**Source text:**
Herein, we review five published studies (see Table I) to investigate the question of timing and necessity of laryngoscopy following thyroidectomy. Given the important prognostic and therapeutic implications of identifying VFMI early in the postoperative course, should BL be routinely performed following thyroidectomy?
Table 1: Summary of Evidence for Routine FFL Following Thyroidectomy.
Author | Year | Study Design | No.Patients in Study | Methods/Timing of Laryngoscopy | Level of Evidence | Recommendation |
---|---|---|---|---|---|---|
Haugen et al.2 | 2016 | Evidence-based clinical practice guideline | N/A | Clinical practice guidelines generated by task force panel members | 1 | Perform voice assessment at 2 wk to 2 mo post-operatively |
Dhillon et al.3 | 2018 | Retrospective cohort study | 1547 | Patients undergoing thyroid/ parathyroid surgery by single high-volume surgeon with FFL preoperatively and POD 0 | 2 | Perform immediate post-operative laryngoscopy |
Dionigi et al.4 | 2010 | Prospective review | 453 | Patients undergoing thyroid surgery with FFL pre-operatively, POD 0, POD 2, and 2-wk post-operatively | 1 | Perform post-operative laryngoscopy, preferably at POD 2 |
Schlosser et al.5 | 2007 | Prospective review | 763 | Patients undergoing thyroid surgery with FFL pre- and post-operatively at POD 2 or 3 | 1 | Do not perform post-operative laryngoscopy in asymptomatic patients |
de Pedro Netto et al.1 | 2006 | Prospective review | 100 | Patients undergoing thyroid surgery with FFL, VHI, and acoustics pre- and 2 wk post-operatively | 1 | Perform post-operative laryngoscopy |
FFL = Flexible fiberoptic laryngoscopy; POD = post-operative day; VHI = Voice Handicap Index.
BEST PRACTICE
The role and timing of routine BL following thyroidectomy remain controversial. Postoperative VFMI, which results in symptoms including dysphonia, dysphagia/aspiration, dyspnea, and decreased cough strength, may be a source of considerable distress to patients. Early recognition and multidisciplinary management with vocal fold augmentation, voice and swallowing therapy, and/or involvement of a speech language pathologist may be important strategies to improve outcomes in these patients, such as a more rapid return to work. Given the low risk, cost, and morbidity of a laryngeal examination—and the potential significant harm to patients when VFMI is missed—routine laryngoscopy should be performed as early as possible in all patients following thyroid surgery.

**Source material:**
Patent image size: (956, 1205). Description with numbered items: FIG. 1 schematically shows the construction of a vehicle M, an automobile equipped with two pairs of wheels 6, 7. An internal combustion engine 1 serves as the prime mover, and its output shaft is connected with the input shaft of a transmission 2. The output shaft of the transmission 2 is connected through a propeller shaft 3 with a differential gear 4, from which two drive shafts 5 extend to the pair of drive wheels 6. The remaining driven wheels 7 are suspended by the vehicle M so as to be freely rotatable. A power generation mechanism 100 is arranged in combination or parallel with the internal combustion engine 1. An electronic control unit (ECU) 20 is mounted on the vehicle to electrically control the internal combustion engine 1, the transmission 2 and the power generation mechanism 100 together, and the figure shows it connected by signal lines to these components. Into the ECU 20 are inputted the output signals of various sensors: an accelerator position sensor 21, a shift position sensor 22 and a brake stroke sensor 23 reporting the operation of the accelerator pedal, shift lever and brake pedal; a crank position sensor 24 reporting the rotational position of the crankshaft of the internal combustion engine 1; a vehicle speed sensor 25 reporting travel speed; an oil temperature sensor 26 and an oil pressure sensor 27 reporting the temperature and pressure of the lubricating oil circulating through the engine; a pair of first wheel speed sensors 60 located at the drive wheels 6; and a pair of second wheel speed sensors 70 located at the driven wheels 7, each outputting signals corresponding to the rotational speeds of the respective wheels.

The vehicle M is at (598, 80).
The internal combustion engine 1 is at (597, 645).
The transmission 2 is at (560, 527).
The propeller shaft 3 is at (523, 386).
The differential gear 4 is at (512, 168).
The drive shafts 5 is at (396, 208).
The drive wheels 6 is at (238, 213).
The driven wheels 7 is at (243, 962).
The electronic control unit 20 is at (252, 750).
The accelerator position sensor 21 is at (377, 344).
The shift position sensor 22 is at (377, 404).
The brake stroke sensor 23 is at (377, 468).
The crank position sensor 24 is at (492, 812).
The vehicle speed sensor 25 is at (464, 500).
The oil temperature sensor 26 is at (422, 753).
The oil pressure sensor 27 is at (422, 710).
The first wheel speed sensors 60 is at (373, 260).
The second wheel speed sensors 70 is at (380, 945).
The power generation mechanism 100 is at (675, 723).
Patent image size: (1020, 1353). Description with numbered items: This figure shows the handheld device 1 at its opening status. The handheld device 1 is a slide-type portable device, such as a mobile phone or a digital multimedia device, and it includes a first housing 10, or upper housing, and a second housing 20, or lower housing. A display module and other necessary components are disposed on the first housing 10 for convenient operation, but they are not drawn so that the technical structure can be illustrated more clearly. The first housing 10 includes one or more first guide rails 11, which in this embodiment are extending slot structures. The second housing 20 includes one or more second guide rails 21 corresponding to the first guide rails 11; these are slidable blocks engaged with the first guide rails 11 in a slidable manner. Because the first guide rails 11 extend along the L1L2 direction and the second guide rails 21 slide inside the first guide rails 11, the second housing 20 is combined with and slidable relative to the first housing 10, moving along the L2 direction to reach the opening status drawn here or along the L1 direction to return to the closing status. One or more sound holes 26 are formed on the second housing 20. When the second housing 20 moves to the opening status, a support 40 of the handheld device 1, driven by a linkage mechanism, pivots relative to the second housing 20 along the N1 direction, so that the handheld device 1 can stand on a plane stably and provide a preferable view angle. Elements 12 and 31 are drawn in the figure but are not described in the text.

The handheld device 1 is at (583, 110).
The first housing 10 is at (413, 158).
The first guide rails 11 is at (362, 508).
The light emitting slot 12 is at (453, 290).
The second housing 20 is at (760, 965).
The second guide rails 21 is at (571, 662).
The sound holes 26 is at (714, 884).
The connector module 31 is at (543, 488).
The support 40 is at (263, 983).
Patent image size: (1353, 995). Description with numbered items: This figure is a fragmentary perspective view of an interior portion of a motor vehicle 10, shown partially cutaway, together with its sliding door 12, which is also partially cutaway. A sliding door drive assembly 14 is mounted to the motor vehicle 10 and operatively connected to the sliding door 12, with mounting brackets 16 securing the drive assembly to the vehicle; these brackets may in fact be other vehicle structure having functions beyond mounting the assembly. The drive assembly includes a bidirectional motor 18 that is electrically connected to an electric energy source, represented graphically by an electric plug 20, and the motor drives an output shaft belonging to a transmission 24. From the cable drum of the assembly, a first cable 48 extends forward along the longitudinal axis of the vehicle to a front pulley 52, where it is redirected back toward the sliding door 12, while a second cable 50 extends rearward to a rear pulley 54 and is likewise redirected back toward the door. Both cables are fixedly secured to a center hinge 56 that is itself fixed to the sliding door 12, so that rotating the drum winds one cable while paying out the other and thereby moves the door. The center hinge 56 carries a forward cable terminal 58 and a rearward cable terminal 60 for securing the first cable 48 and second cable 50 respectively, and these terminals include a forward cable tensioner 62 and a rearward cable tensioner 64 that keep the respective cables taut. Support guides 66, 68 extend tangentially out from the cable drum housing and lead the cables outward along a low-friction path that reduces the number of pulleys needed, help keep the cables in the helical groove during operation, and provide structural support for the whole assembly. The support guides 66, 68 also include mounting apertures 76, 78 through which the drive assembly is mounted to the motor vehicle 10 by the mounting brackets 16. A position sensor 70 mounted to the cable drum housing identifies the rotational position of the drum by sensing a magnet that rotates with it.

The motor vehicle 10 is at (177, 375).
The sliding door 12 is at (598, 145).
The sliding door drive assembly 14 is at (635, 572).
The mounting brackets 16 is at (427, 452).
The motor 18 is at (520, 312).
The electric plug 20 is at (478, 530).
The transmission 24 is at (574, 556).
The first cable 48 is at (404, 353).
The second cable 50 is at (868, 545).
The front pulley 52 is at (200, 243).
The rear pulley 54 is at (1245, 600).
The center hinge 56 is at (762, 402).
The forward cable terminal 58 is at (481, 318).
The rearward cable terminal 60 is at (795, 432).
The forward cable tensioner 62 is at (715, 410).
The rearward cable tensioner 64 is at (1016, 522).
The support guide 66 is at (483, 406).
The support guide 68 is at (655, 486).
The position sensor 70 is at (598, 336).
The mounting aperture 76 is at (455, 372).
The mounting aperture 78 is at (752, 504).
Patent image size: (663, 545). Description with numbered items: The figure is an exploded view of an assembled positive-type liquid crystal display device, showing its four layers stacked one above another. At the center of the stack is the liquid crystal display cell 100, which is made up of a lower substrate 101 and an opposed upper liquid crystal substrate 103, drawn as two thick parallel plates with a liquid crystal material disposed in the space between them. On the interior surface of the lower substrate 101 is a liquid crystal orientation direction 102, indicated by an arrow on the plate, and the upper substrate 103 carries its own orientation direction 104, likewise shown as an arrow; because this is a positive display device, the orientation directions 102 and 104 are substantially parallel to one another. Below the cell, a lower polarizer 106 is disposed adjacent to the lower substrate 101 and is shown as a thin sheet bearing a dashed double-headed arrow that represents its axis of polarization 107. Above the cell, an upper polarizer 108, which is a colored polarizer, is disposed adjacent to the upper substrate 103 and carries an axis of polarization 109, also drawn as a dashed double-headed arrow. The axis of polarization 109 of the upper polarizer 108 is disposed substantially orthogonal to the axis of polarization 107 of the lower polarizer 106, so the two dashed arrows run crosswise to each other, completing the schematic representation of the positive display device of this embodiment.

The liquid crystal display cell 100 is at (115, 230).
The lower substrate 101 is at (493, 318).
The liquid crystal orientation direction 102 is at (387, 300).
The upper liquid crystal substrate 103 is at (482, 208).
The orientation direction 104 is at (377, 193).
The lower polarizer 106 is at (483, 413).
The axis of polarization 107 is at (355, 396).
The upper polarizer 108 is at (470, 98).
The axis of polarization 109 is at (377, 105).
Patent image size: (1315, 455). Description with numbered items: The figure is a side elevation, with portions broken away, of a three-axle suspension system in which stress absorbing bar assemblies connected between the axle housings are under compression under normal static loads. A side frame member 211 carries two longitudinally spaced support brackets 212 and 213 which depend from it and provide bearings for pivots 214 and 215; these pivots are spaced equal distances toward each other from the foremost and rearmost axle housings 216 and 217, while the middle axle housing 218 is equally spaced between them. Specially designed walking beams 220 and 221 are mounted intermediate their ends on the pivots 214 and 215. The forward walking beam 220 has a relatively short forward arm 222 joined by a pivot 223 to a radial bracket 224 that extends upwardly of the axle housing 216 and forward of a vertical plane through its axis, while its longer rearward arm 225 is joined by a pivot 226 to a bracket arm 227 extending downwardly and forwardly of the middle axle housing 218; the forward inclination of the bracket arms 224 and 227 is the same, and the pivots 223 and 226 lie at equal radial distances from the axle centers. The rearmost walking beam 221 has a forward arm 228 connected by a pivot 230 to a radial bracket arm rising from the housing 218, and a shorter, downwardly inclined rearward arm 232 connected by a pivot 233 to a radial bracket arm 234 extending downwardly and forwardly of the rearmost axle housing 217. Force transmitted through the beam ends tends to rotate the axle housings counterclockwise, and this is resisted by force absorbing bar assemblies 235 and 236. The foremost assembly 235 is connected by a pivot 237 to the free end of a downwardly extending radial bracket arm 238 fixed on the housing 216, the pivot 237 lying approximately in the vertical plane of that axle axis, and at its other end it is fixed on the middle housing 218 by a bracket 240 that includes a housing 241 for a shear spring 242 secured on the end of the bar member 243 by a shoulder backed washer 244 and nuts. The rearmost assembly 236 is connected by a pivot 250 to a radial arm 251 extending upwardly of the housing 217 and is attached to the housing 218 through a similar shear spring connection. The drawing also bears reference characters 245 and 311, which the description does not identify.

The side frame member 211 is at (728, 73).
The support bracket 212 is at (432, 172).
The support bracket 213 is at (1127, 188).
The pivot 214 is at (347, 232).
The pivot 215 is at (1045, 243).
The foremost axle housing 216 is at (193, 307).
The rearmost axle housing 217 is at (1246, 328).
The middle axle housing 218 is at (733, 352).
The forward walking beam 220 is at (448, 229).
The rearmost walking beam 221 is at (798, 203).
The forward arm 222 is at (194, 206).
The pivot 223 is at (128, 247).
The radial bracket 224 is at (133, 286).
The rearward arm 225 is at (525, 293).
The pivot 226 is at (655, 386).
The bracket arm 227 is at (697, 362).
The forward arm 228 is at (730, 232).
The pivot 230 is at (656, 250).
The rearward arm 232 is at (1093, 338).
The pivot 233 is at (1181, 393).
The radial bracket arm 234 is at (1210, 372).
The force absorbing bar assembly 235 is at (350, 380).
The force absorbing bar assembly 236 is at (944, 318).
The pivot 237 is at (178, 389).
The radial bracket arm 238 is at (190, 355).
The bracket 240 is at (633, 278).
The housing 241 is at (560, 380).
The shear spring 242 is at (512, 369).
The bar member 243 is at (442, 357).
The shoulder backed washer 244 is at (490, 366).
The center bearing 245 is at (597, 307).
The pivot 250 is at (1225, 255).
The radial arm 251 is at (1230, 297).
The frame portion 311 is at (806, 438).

**Problem A:** In the text on laryngoscopy after thyroidectomy, turn the paragraph starting "The role and timing" into a short bulleted list that keeps its main facts.
**Problem B:**
Decide whether each statement agrees with the text on laryngoscopy after thyroidectomy. Answer yes or no for each, and quote the deciding words.
(i) Dionigi et al. preferred post-operative laryngoscopy at POD 2.
(ii) Schlosser et al. recommended post-operative laryngoscopy for all patients.
(iii) The study by Dhillon et al. was a retrospective cohort study.
The lines play no part in these tasks.

**Output A:**
- Whether and when to do routine BL after thyroidectomy is still controversial.
- Postoperative VFMI causes dysphonia, dysphagia/aspiration, dyspnea, and weaker cough, and can greatly distress patients.
- Early recognition and team care (vocal fold augmentation, voice and swallowing therapy, a speech language pathologist) may improve outcomes, such as a faster return to work.
- A laryngeal exam has low risk, cost, and morbidity, while a missed VFMI can cause significant harm.
- Routine laryngoscopy should be done as early as possible in all patients after thyroid surgery.

**Output B:**
(i) Yes: "Perform post-operative laryngoscopy, preferably at POD 2"
(ii) No: "Do not perform post-operative laryngoscopy in asymptomatic patients"
(iii) Yes: "Retrospective cohort study"